How many lines of the entries below include the word "Reveal"? Answer with the number alone.

** Stored entries **
- - - - -

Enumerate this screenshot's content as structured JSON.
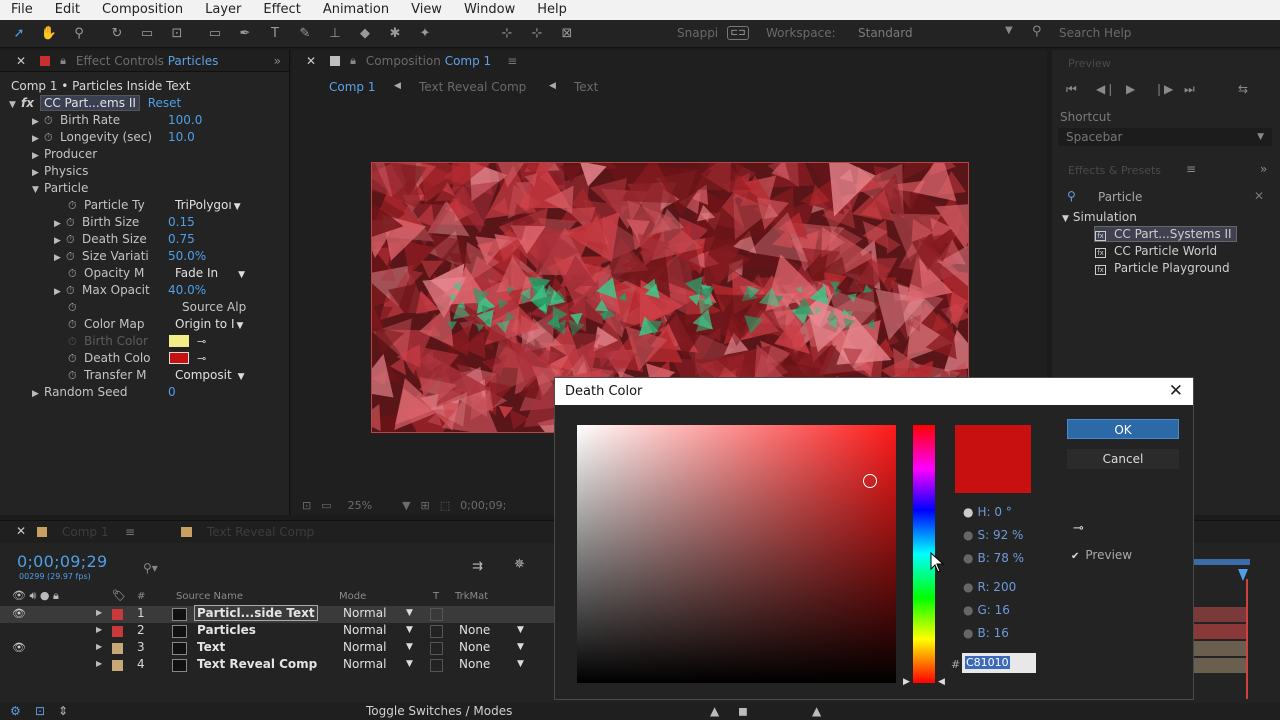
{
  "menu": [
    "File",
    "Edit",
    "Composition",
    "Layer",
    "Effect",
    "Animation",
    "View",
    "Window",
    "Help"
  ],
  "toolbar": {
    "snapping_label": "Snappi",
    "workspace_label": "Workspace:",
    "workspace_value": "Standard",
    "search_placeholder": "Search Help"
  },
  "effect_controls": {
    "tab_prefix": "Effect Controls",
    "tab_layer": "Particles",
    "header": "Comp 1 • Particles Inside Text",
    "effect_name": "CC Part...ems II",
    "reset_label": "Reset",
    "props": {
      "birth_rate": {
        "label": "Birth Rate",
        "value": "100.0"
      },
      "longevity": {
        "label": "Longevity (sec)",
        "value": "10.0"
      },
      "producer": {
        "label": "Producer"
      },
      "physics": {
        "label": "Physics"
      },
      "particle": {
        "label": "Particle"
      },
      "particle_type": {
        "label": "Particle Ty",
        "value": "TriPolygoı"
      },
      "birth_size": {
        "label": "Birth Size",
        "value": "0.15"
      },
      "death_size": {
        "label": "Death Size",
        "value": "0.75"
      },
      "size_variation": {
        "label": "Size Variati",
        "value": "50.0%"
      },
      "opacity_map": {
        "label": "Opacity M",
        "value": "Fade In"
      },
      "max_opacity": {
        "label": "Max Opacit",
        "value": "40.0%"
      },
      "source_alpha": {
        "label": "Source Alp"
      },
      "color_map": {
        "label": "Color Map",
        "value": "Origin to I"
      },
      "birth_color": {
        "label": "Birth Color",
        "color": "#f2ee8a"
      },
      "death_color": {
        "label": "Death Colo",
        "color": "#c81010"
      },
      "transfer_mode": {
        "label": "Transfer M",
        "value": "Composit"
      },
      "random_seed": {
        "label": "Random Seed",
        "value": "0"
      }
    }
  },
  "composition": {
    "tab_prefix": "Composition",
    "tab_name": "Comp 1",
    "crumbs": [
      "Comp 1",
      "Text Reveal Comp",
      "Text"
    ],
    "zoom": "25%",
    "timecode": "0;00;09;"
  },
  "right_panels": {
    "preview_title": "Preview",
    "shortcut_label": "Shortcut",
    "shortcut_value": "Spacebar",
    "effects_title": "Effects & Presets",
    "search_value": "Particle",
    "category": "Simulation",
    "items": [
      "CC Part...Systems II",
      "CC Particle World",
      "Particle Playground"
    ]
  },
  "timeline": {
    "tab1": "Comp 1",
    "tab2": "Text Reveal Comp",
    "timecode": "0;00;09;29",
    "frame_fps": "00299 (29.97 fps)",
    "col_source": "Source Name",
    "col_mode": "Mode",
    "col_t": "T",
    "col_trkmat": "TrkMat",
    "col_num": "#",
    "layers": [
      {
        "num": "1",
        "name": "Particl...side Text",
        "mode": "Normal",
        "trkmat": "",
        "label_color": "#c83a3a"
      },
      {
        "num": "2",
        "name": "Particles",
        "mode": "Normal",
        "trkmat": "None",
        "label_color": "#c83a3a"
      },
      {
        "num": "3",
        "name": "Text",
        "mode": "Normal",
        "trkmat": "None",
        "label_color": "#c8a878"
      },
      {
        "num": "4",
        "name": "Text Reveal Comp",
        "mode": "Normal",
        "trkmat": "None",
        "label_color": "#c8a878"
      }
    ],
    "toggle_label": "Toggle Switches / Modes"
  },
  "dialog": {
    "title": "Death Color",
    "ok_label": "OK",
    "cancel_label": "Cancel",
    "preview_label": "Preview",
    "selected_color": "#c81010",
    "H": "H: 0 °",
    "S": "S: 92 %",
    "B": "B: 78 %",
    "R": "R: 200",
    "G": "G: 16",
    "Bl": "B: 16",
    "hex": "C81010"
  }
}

- - - - -

** Solution to the problem **
3